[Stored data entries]
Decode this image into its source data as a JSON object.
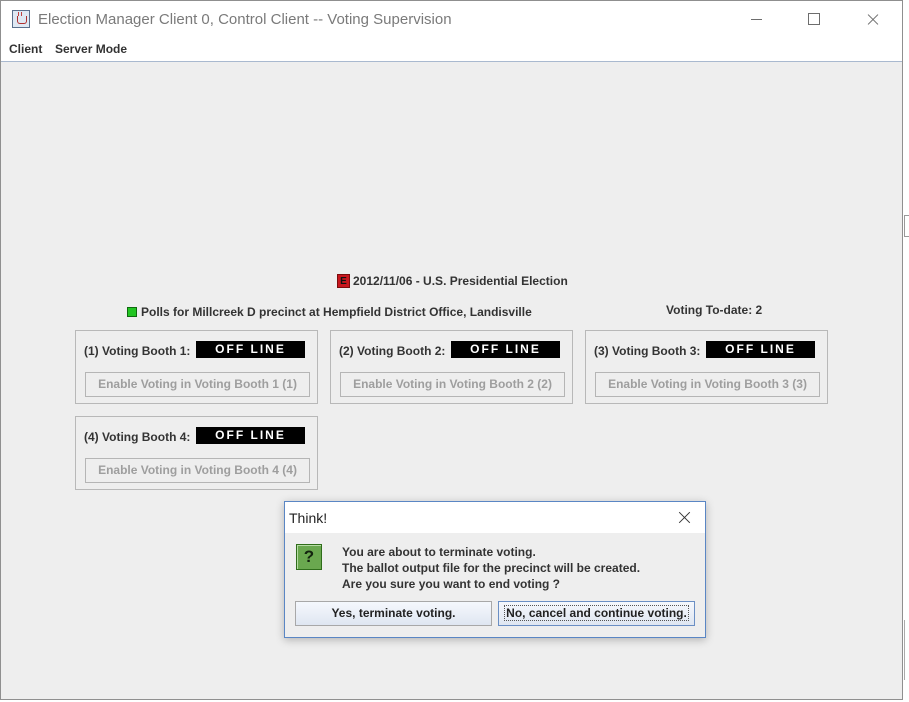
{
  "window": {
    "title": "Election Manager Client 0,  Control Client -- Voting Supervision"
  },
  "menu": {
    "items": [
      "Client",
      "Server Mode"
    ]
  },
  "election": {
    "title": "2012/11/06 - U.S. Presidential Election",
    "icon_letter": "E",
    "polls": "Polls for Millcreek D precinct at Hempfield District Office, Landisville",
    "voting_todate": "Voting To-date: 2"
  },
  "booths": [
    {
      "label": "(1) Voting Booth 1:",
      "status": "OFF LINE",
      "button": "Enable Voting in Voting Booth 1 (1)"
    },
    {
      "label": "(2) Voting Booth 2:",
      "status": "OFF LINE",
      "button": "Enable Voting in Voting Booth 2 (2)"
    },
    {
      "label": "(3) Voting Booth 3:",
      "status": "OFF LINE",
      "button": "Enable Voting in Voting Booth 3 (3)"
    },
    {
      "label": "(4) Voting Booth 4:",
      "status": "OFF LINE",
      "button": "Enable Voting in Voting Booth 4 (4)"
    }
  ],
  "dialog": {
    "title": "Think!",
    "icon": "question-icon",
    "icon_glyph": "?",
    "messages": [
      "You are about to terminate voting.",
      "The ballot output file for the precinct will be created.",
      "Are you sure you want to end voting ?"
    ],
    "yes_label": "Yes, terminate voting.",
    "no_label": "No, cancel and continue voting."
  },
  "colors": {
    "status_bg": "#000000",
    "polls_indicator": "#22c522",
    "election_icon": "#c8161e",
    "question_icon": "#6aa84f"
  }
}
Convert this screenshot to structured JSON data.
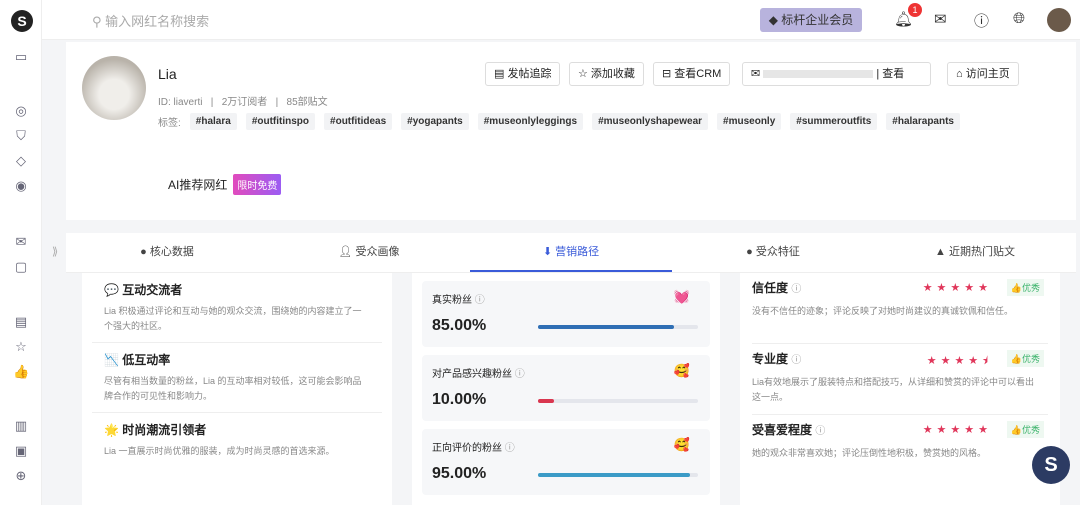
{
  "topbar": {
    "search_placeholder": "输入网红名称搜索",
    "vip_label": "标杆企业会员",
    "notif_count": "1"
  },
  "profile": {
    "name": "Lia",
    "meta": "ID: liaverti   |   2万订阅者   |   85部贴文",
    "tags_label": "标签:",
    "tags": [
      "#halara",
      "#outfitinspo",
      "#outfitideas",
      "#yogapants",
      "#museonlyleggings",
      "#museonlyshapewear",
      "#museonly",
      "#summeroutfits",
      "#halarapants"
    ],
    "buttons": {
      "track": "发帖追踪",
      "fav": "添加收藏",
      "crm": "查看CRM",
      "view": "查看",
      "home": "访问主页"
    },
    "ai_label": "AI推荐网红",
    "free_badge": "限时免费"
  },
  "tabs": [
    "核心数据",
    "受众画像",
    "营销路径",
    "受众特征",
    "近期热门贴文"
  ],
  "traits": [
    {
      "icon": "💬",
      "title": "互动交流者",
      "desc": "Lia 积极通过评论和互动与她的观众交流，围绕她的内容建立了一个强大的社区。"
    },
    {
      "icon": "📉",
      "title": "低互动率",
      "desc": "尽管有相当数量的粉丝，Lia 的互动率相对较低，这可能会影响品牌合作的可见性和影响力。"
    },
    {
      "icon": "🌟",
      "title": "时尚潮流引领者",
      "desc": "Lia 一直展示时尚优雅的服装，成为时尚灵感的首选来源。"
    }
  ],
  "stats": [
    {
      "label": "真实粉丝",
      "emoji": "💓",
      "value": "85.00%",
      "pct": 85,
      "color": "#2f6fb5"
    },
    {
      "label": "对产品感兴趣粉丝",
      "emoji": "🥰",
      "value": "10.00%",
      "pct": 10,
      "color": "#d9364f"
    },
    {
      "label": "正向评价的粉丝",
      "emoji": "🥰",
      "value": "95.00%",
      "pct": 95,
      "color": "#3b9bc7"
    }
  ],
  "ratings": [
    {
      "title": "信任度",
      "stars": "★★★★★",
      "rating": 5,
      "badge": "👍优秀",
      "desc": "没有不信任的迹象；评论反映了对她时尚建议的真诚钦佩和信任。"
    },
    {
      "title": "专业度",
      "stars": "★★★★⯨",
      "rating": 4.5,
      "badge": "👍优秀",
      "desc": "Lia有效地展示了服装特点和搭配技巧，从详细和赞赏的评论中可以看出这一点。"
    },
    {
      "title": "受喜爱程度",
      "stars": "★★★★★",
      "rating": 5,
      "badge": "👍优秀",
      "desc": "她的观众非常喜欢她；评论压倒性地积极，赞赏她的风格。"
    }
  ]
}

---

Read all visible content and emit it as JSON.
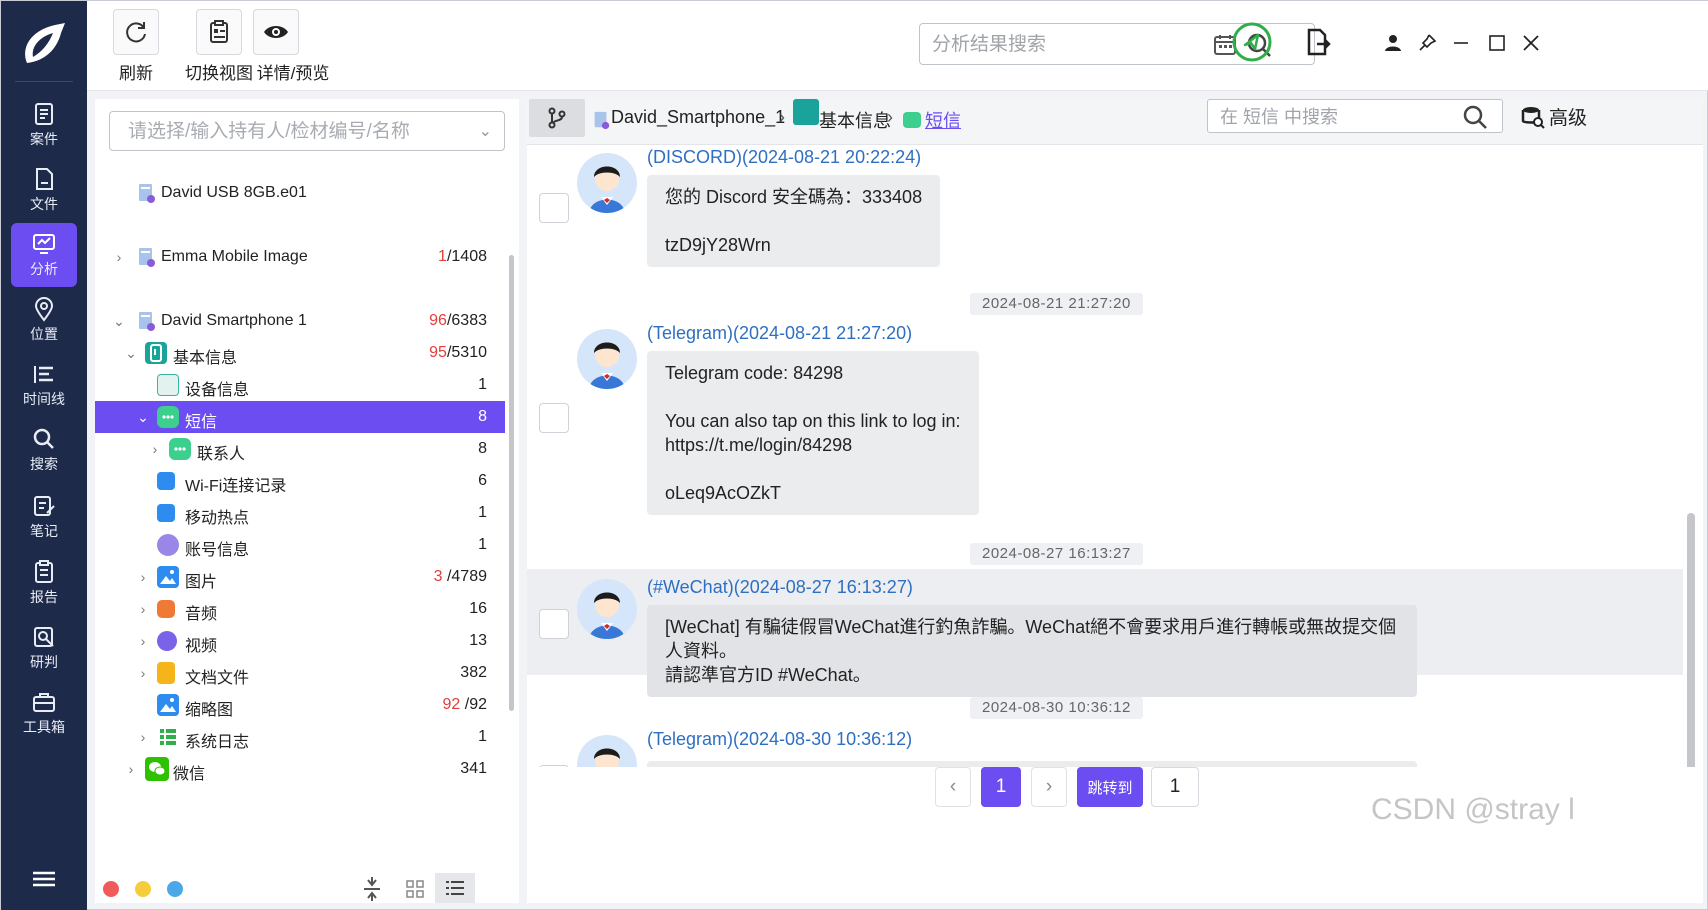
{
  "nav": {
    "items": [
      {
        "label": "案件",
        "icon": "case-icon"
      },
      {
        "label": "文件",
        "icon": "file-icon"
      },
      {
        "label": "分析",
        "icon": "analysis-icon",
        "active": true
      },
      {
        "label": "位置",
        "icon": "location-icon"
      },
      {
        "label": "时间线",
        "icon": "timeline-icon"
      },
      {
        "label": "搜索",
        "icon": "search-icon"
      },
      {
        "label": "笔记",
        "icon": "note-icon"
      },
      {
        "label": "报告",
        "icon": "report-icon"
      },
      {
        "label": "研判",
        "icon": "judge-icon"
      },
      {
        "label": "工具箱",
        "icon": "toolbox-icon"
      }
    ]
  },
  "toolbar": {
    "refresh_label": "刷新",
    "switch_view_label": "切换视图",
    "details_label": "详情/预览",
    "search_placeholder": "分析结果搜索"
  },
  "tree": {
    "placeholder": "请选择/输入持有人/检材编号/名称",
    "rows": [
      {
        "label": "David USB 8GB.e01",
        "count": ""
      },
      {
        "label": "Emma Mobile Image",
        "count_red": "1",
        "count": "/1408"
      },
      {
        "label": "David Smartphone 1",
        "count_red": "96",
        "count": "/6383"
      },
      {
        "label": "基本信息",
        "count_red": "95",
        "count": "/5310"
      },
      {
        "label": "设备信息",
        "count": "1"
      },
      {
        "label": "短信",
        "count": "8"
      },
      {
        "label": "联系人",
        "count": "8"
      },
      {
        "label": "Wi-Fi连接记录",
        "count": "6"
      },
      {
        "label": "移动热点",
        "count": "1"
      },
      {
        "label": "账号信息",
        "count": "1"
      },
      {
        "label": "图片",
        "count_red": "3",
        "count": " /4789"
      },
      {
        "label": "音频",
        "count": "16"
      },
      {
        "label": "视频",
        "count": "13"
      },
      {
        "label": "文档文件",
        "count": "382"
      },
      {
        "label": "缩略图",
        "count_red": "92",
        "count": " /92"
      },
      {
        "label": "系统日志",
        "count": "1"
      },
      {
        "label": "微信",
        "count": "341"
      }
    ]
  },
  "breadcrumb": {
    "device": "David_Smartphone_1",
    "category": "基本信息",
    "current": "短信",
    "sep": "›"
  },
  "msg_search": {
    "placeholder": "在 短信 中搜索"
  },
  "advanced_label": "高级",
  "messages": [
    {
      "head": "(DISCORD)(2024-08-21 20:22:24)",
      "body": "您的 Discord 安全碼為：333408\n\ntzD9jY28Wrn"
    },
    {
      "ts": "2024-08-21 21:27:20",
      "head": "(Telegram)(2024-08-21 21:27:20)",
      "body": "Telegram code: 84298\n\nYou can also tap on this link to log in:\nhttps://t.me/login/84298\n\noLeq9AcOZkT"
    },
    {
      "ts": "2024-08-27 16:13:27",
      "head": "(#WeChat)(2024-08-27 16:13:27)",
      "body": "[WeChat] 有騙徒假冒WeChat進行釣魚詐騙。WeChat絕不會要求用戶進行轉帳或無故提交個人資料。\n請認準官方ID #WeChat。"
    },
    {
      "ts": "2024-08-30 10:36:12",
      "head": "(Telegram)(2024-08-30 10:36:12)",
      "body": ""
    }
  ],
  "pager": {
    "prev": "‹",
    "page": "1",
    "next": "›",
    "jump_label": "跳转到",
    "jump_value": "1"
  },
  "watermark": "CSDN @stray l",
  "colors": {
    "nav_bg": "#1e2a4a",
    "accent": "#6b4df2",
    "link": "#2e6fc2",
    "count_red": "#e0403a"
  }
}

| BRIEF |
Pull out every line of the records above that contains the word "body".

| CORRECT RESPONSE |
      "body": "您的 Discord 安全碼為：333408\n\ntzD9jY28Wrn"
      "body": "Telegram code: 84298\n\nYou can also tap on this link to log in:\nhttps://t.me/login/84298\n\noLeq9AcOZkT"
      "body": "[WeChat] 有騙徒假冒WeChat進行釣魚詐騙。WeChat絕不會要求用戶進行轉帳或無故提交個人資料。\n請認準官方ID #WeChat。"
      "body": ""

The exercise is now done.